EXERCISE AIM. Arrange the entries as a JSON list of strings with one string per line, starting with the line that contains "status-items: ΔT=12.8000 us" and going on through the line that contains "x-tick-label: -60 — [48, 436, 64, 448]". Include only those lines, and leave out any blank lines.

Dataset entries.

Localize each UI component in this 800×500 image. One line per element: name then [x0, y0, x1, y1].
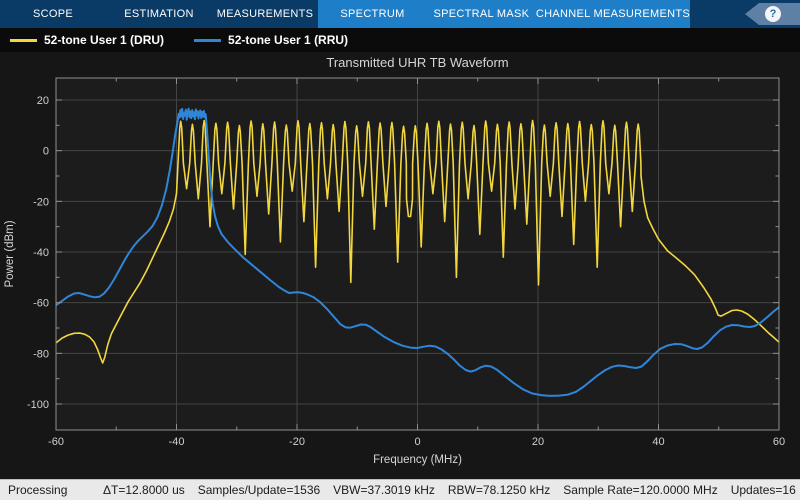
status-items: ΔT=12.8000 us Samples/Update=1536 VBW=37.3… — [103, 483, 800, 497]
y-tick-label: -20 — [33, 196, 49, 208]
status-item: Updates=16 — [731, 483, 796, 497]
legend-label: 52-tone User 1 (DRU) — [44, 33, 164, 47]
legend-label: 52-tone User 1 (RRU) — [228, 33, 348, 47]
help-label: ? — [770, 8, 777, 20]
x-tick-label: -60 — [48, 436, 64, 448]
legend-item[interactable]: 52-tone User 1 (DRU) — [10, 33, 164, 47]
y-tick-label: -60 — [33, 298, 49, 310]
status-state: Processing — [8, 483, 103, 497]
tab-measurements[interactable]: MEASUREMENTS — [212, 0, 318, 28]
x-axis-label: Frequency (MHz) — [373, 454, 462, 466]
y-tick-label: 20 — [37, 95, 49, 107]
x-tick-label: 60 — [773, 436, 785, 448]
toolstrip-tabbar: SCOPEESTIMATIONMEASUREMENTS SPECTRUMSPEC… — [0, 0, 800, 28]
tab-scope[interactable]: SCOPE — [0, 0, 106, 28]
tab-estimation[interactable]: ESTIMATION — [106, 0, 212, 28]
plot-canvas[interactable]: -60 -40 -20 0 20 40 60 20 0 -20 -40 -60 -80 -100 Frequ… — [0, 70, 800, 475]
x-tick-label: 40 — [652, 436, 664, 448]
status-item: ΔT=12.8000 us — [103, 483, 185, 497]
legend-line-swatch — [194, 39, 221, 42]
help-button[interactable]: ? — [745, 3, 800, 25]
tab-spectral-mask[interactable]: SPECTRAL MASK — [427, 0, 536, 28]
tab-group-contextual: SPECTRUMSPECTRAL MASKCHANNEL MEASUREMENT… — [318, 0, 690, 28]
legend: 52-tone User 1 (DRU) 52-tone User 1 (RRU) — [0, 28, 800, 52]
y-tick-label: -100 — [27, 399, 49, 411]
status-bar: Processing ΔT=12.8000 us Samples/Update=1… — [0, 479, 800, 500]
tab-spectrum[interactable]: SPECTRUM — [318, 0, 427, 28]
spectrum-chart: Transmitted UHR TB Waveform -60 -40 -20 0 20… — [0, 52, 800, 479]
tab-channel-measurements[interactable]: CHANNEL MEASUREMENTS — [536, 0, 690, 28]
y-tick-label: 0 — [43, 146, 49, 158]
status-item: Samples/Update=1536 — [198, 483, 320, 497]
y-tick-label: -40 — [33, 247, 49, 259]
tab-group-main: SCOPEESTIMATIONMEASUREMENTS — [0, 0, 318, 28]
status-item: RBW=78.1250 kHz — [448, 483, 550, 497]
spectrum-analyzer-window: SCOPEESTIMATIONMEASUREMENTS SPECTRUMSPEC… — [0, 0, 800, 500]
chart-title: Transmitted UHR TB Waveform — [56, 55, 779, 70]
help-icon: ? — [765, 6, 781, 22]
legend-item[interactable]: 52-tone User 1 (RRU) — [194, 33, 348, 47]
x-tick-label: 20 — [532, 436, 544, 448]
status-item: VBW=37.3019 kHz — [333, 483, 435, 497]
y-axis-label: Power (dBm) — [4, 220, 16, 287]
y-tick-label: -80 — [33, 348, 49, 360]
legend-line-swatch — [10, 39, 37, 42]
x-tick-label: 0 — [414, 436, 420, 448]
status-item: Sample Rate=120.0000 MHz — [563, 483, 717, 497]
x-tick-label: -40 — [169, 436, 185, 448]
x-tick-label: -20 — [289, 436, 305, 448]
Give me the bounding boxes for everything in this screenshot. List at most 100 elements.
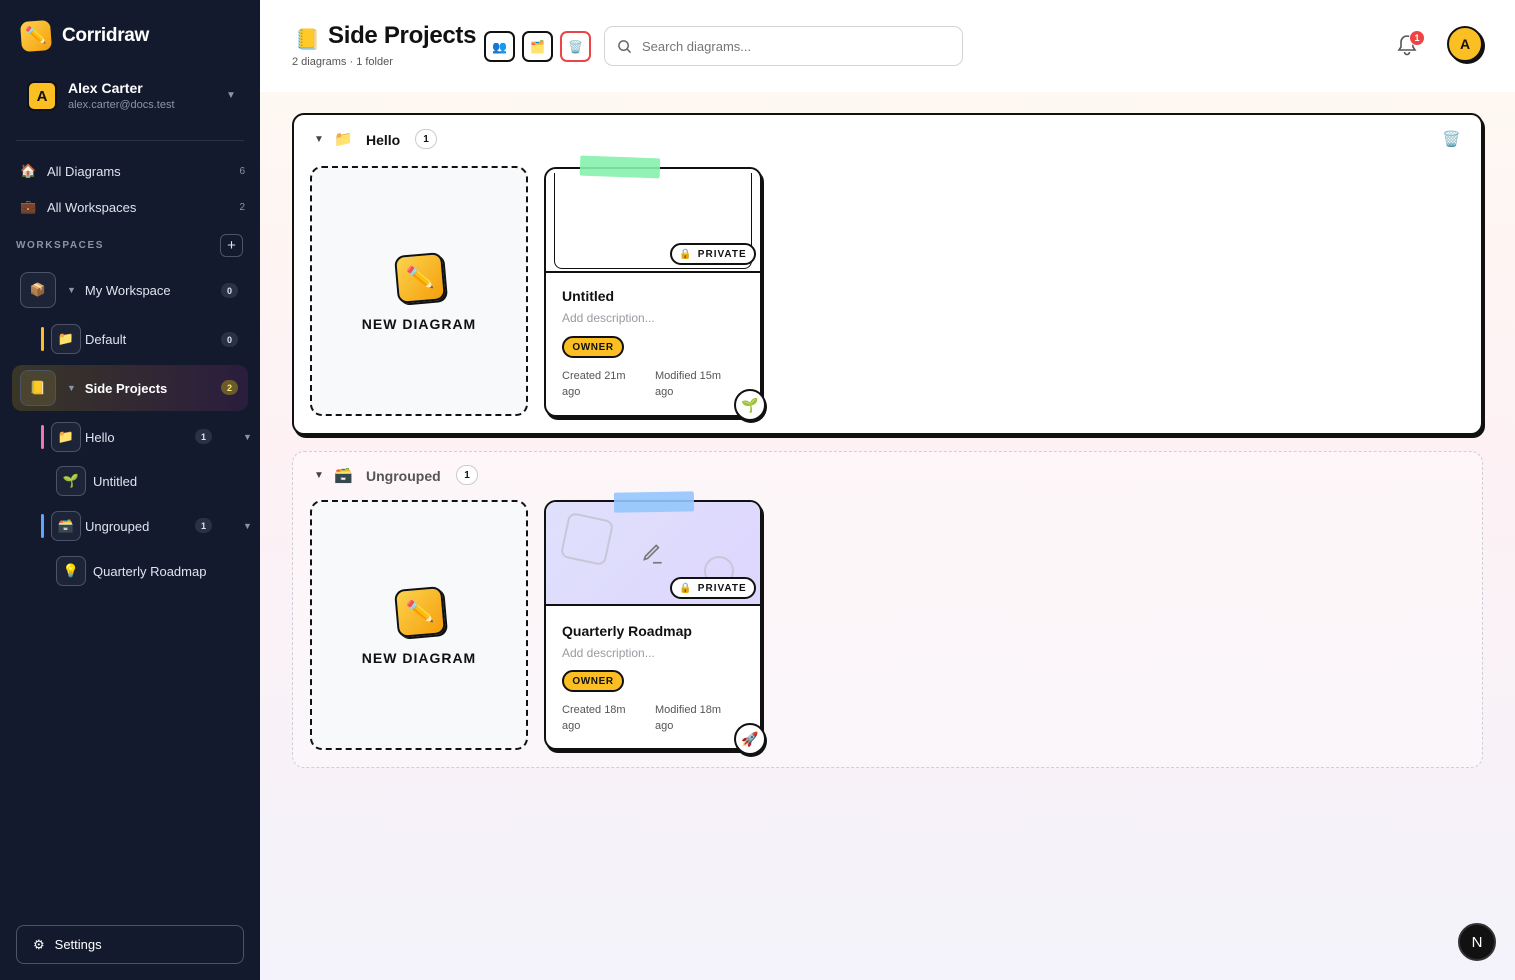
delete-workspace-button[interactable]: 🗑️ — [560, 31, 591, 62]
role-badge: OWNER — [562, 336, 624, 358]
pencil-icon: ✏️ — [393, 251, 447, 305]
notification-badge: 1 — [1409, 30, 1425, 46]
search-input[interactable] — [642, 38, 942, 54]
folder-icon: 📁 — [334, 131, 353, 148]
chevron-down-icon[interactable]: ▼ — [67, 383, 76, 393]
copy-button[interactable]: 🗂️ — [522, 31, 553, 62]
user-avatar[interactable]: A — [27, 81, 57, 111]
card-box-icon: 🗃️ — [334, 467, 353, 484]
chevron-down-icon[interactable]: ▼ — [67, 285, 76, 295]
add-workspace-button[interactable]: + — [220, 234, 243, 257]
folder-icon: 📁 — [51, 324, 81, 354]
folder-name: Hello — [366, 132, 401, 148]
modified-time: Modified 15m ago — [655, 370, 722, 398]
user-email: alex.carter@docs.test — [68, 99, 175, 111]
new-diagram-button[interactable]: ✏️ NEW DIAGRAM — [310, 166, 528, 416]
workspace-count: 0 — [221, 283, 238, 298]
sidebar: ✏️ Corridraw A Alex Carter alex.carter@d… — [0, 0, 260, 980]
trash-icon: 🗑️ — [568, 39, 583, 54]
briefcase-icon: 💼 — [20, 199, 37, 214]
chevron-down-icon[interactable]: ▼ — [243, 432, 252, 442]
workspace-my-workspace[interactable]: 📦 ▼ My Workspace — [20, 272, 171, 308]
settings-button[interactable]: ⚙ Settings — [16, 925, 244, 964]
trash-icon[interactable]: 🗑️ — [1442, 130, 1461, 148]
account-avatar[interactable]: A — [1447, 26, 1483, 62]
folder-count: 1 — [415, 129, 437, 149]
folder-color-bar — [41, 327, 44, 351]
new-diagram-label: NEW DIAGRAM — [361, 650, 477, 666]
diagram-untitled[interactable]: 🌱 Untitled — [56, 466, 137, 496]
app-logo-icon: ✏️ — [19, 19, 53, 53]
user-name: Alex Carter — [68, 80, 143, 96]
lock-icon: 🔒 — [679, 248, 693, 260]
folder-color-bar — [41, 425, 44, 449]
users-icon: 👥 — [492, 39, 507, 54]
nav-label: All Workspaces — [47, 199, 137, 215]
workspaces-heading: WORKSPACES — [16, 240, 105, 251]
page-title: Side Projects — [328, 22, 477, 49]
page-subtitle: 2 diagrams · 1 folder — [292, 56, 393, 68]
nav-all-diagrams[interactable]: 🏠 All Diagrams 6 — [20, 159, 245, 183]
diagram-quarterly-roadmap[interactable]: 💡 Quarterly Roadmap — [56, 556, 206, 586]
folder-icon: 📦 — [20, 272, 56, 308]
notebook-icon: 📒 — [295, 29, 320, 51]
diagram-title: Untitled — [562, 288, 615, 304]
role-badge: OWNER — [562, 670, 624, 692]
folder-icon: 📁 — [51, 422, 81, 452]
chevron-down-icon[interactable]: ▼ — [243, 521, 252, 531]
lightbulb-icon: 💡 — [56, 556, 86, 586]
diagram-description[interactable]: Add description... — [562, 646, 655, 660]
tape-decoration — [579, 155, 661, 179]
new-diagram-button[interactable]: ✏️ NEW DIAGRAM — [310, 500, 528, 750]
app-name: Corridraw — [62, 25, 150, 46]
search-box[interactable] — [604, 26, 963, 66]
nav-count: 6 — [239, 165, 245, 177]
settings-label: Settings — [54, 937, 102, 952]
created-time: Created 21m ago — [562, 370, 626, 398]
folder-name: Ungrouped — [366, 468, 441, 484]
private-badge: 🔒 PRIVATE — [670, 577, 756, 599]
badge-label: PRIVATE — [697, 248, 747, 260]
rocket-icon[interactable]: 🚀 — [734, 723, 766, 755]
folder-ungrouped[interactable]: 🗃️ Ungrouped — [51, 511, 149, 541]
chevron-down-icon[interactable]: ▼ — [314, 134, 324, 145]
nav-all-workspaces[interactable]: 💼 All Workspaces 2 — [20, 195, 245, 219]
copy-icon: 🗂️ — [530, 39, 545, 54]
folder-label: Ungrouped — [85, 518, 150, 534]
workspace-side-projects[interactable]: 📒 ▼ Side Projects — [20, 370, 167, 406]
folder-count: 0 — [221, 332, 238, 347]
diagram-label: Untitled — [93, 473, 138, 489]
shape-decoration — [559, 511, 615, 567]
folder-count: 1 — [195, 429, 212, 444]
folder-label: Hello — [85, 429, 115, 445]
nav-label: All Diagrams — [47, 163, 121, 179]
pencil-icon: ✏️ — [393, 585, 447, 639]
user-menu-chevron-icon[interactable]: ▼ — [226, 90, 236, 101]
pencil-icon — [643, 544, 662, 564]
folder-hello[interactable]: 📁 Hello — [51, 422, 115, 452]
chevron-down-icon[interactable]: ▼ — [314, 470, 324, 481]
folder-label: Default — [85, 331, 127, 347]
workspace-label: Side Projects — [84, 380, 168, 396]
corner-n-button[interactable]: N — [1458, 923, 1496, 961]
diagram-description[interactable]: Add description... — [562, 311, 655, 325]
folder-default[interactable]: 📁 Default — [51, 324, 126, 354]
workspace-label: My Workspace — [84, 282, 171, 298]
diagram-title: Quarterly Roadmap — [562, 623, 692, 639]
nav-count: 2 — [239, 201, 245, 213]
diagram-card-untitled[interactable]: 🔒 PRIVATE Untitled Add description... OWN… — [544, 155, 766, 421]
card-box-icon: 🗃️ — [51, 511, 81, 541]
folder-count: 1 — [195, 518, 212, 533]
seedling-icon[interactable]: 🌱 — [734, 389, 766, 421]
folder-color-bar — [41, 514, 44, 538]
private-badge: 🔒 PRIVATE — [670, 243, 756, 265]
search-icon — [618, 39, 632, 53]
badge-label: PRIVATE — [697, 582, 747, 594]
seedling-icon: 🌱 — [56, 466, 86, 496]
divider — [16, 140, 244, 141]
members-button[interactable]: 👥 — [484, 31, 515, 62]
lock-icon: 🔒 — [679, 582, 693, 594]
tape-decoration — [613, 491, 695, 513]
gear-icon: ⚙ — [33, 936, 45, 952]
diagram-card-quarterly-roadmap[interactable]: 🔒 PRIVATE Quarterly Roadmap Add descripti… — [544, 491, 766, 755]
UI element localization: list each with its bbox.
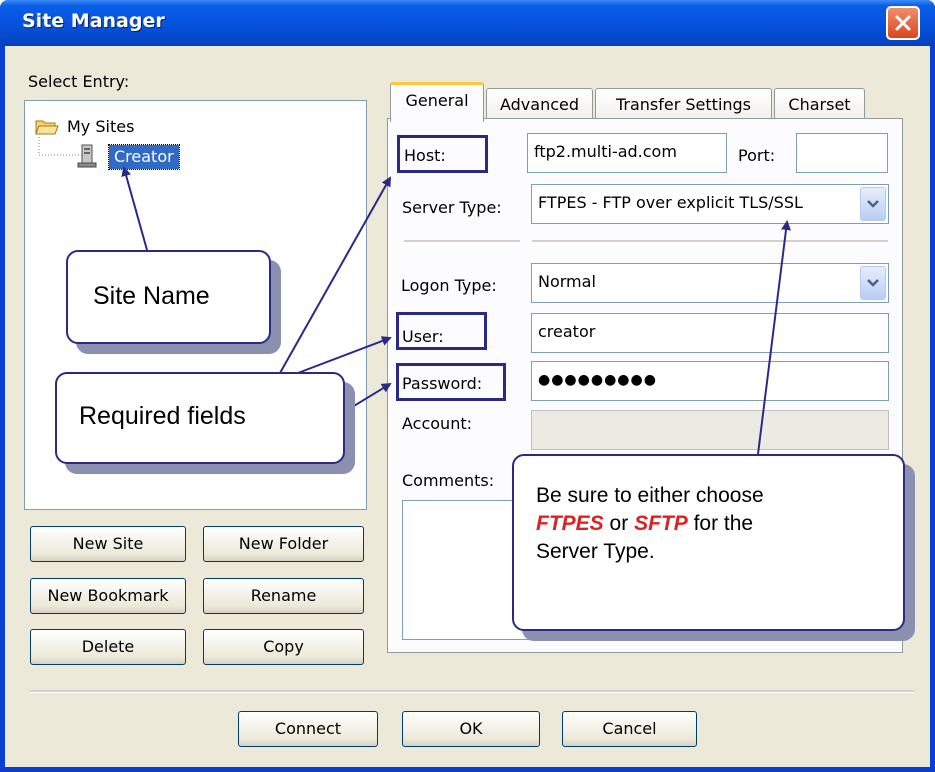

RESPONSE.
[
  "status-items: ΔT=12.8000 us Samples/Update=1536 VBW=37.3… — [103, 483, 800, 497]",
  "y-tick-label: -20 — [33, 196, 49, 208]",
  "status-item: Updates=16 — [731, 483, 796, 497]",
  "legend-label: 52-tone User 1 (DRU) — [44, 33, 164, 47]",
  "legend-label: 52-tone User 1 (RRU) — [228, 33, 348, 47]",
  "help-label: ? — [770, 8, 777, 20]",
  "x-tick-label: -60 — [48, 436, 64, 448]"
]